- **Exercise instructions**: From the listing below, pull out all lines with "JSON" in them.

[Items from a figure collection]
↓↓↓
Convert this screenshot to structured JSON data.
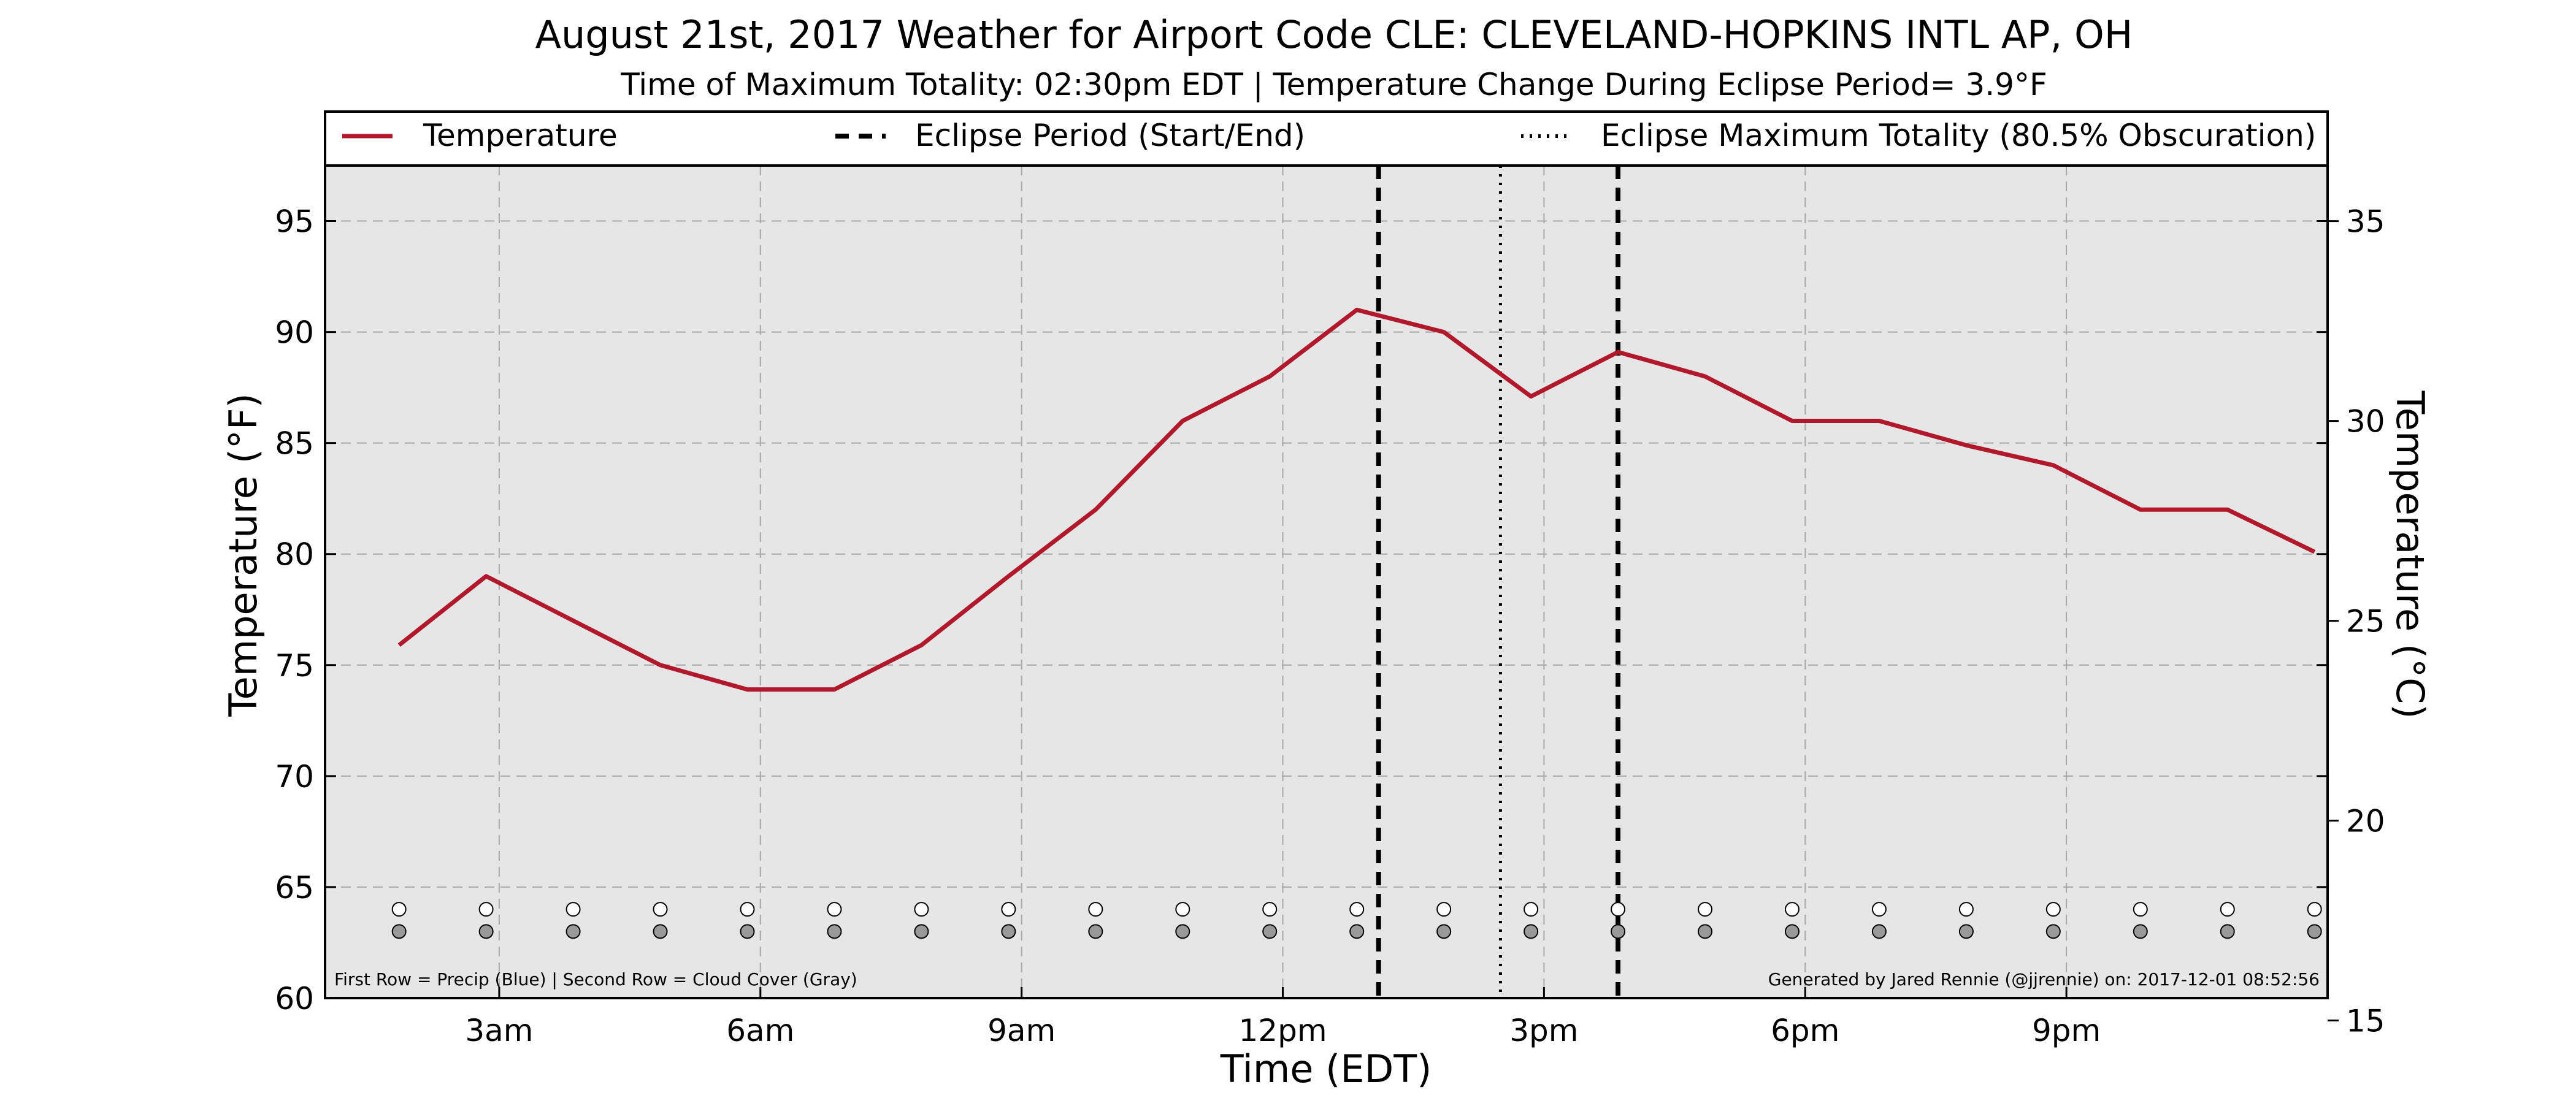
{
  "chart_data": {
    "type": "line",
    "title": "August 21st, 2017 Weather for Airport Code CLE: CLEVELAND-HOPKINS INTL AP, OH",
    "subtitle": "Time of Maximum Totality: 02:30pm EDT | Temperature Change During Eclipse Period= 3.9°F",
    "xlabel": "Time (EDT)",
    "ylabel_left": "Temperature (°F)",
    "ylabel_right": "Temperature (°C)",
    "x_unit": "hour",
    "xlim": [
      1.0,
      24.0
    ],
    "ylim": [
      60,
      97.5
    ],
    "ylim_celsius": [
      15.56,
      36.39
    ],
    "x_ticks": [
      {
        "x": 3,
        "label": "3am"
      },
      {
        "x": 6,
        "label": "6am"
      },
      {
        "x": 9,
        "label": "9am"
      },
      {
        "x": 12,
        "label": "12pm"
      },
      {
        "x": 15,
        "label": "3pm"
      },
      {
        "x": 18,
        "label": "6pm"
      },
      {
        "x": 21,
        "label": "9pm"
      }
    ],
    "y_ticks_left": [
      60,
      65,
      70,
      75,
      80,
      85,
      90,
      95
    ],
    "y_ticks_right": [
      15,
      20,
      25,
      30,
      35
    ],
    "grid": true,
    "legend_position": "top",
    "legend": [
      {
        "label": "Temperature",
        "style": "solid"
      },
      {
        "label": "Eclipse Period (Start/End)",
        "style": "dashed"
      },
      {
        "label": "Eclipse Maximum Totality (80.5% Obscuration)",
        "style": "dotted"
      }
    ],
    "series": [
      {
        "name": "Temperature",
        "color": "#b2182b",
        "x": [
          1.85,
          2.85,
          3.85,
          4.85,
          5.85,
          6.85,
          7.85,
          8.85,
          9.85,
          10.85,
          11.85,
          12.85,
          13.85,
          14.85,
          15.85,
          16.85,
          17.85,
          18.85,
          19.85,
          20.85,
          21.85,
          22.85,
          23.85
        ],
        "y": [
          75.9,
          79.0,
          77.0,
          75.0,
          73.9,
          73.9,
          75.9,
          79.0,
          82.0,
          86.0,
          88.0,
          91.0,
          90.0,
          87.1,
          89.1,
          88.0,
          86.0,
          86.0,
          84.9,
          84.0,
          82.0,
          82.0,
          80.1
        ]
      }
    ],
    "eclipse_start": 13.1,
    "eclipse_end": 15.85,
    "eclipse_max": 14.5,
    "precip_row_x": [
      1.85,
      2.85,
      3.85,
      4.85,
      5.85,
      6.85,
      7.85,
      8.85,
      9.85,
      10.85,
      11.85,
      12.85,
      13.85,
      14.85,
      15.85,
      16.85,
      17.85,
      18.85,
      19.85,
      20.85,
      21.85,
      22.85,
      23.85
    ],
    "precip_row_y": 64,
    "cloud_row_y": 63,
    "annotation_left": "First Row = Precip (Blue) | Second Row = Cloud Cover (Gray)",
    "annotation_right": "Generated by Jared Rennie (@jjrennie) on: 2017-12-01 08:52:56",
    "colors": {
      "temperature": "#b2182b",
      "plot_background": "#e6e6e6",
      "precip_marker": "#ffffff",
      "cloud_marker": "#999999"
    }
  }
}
↑↑↑
↓↓↓
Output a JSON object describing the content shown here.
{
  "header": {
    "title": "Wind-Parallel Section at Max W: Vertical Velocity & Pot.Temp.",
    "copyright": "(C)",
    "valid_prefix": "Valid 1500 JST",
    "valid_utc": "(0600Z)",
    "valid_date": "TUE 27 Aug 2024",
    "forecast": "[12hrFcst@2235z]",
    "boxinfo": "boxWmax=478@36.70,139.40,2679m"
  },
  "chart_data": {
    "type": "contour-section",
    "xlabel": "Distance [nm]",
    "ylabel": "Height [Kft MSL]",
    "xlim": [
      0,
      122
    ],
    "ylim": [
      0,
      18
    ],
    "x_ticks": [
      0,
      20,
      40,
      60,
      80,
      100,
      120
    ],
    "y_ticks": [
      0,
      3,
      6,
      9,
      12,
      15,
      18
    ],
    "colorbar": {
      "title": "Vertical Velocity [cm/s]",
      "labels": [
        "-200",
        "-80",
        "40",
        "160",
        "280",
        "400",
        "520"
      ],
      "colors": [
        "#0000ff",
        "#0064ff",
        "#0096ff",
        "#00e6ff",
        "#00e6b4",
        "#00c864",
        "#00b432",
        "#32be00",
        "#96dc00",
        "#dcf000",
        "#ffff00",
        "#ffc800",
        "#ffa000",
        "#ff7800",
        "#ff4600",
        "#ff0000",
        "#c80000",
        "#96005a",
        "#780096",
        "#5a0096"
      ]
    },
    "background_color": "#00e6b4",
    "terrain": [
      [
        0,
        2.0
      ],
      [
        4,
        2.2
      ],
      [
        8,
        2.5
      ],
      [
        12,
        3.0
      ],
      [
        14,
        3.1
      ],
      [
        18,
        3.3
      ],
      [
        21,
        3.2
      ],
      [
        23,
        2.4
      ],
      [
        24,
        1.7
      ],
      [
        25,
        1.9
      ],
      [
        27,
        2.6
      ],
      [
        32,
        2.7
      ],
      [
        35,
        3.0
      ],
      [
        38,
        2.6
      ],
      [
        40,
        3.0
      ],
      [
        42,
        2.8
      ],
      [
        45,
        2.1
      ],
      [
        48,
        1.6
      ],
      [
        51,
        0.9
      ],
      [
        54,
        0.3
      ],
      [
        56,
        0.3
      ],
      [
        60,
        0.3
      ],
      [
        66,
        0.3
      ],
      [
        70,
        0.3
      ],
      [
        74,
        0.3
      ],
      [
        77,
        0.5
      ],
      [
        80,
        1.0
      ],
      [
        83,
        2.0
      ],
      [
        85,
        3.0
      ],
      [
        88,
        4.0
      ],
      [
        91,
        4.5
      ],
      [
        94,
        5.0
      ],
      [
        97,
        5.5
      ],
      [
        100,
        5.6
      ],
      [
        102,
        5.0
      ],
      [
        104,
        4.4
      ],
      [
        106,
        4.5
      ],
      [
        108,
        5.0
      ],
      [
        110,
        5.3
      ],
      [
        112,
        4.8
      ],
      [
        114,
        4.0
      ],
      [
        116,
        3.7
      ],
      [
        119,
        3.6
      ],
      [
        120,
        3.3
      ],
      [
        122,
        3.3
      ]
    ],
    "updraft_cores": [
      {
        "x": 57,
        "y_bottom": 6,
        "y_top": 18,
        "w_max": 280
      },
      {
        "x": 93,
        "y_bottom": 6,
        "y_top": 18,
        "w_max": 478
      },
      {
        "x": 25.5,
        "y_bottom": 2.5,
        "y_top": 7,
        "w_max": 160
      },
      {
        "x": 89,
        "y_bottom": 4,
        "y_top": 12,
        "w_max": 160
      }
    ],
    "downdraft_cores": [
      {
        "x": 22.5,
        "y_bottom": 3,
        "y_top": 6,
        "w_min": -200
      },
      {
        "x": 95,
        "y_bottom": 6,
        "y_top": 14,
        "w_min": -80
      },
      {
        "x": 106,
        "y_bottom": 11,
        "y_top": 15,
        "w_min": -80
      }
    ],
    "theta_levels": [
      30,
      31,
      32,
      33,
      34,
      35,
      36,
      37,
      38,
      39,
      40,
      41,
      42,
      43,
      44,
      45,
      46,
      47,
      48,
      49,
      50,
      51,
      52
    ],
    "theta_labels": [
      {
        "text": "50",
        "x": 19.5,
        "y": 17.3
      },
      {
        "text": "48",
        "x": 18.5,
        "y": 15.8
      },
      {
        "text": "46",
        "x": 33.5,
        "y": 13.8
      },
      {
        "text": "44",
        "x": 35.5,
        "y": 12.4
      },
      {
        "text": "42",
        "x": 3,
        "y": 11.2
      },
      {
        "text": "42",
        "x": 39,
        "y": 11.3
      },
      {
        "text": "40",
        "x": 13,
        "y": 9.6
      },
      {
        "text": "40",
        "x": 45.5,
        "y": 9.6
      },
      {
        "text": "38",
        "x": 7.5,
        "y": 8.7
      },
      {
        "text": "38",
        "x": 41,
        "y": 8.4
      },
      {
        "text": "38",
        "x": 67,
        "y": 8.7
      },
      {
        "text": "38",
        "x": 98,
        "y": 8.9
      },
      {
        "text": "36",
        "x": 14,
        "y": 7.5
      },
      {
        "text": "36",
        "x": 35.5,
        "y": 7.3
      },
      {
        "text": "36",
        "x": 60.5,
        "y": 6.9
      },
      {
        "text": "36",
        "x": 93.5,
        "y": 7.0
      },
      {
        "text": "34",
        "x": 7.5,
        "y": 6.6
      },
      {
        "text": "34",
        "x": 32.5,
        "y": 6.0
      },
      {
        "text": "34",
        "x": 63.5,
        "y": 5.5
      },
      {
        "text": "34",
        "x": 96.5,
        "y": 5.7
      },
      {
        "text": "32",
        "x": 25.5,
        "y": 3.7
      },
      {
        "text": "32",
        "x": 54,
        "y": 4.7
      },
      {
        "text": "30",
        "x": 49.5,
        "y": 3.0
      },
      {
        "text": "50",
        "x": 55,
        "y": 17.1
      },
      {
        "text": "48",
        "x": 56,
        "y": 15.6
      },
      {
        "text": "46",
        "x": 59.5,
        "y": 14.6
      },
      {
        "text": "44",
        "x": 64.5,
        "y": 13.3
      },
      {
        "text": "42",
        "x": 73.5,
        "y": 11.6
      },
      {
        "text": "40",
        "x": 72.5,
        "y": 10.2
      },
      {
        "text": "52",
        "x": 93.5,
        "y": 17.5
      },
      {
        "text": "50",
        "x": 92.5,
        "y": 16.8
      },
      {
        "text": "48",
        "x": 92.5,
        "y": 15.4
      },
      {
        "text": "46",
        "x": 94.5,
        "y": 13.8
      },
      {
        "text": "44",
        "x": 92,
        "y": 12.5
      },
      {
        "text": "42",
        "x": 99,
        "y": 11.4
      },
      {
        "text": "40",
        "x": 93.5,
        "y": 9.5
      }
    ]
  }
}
↑↑↑
- **Written answer**:
Convert this screenshot to structured JSON data.
Output a JSON object describing the content shown here.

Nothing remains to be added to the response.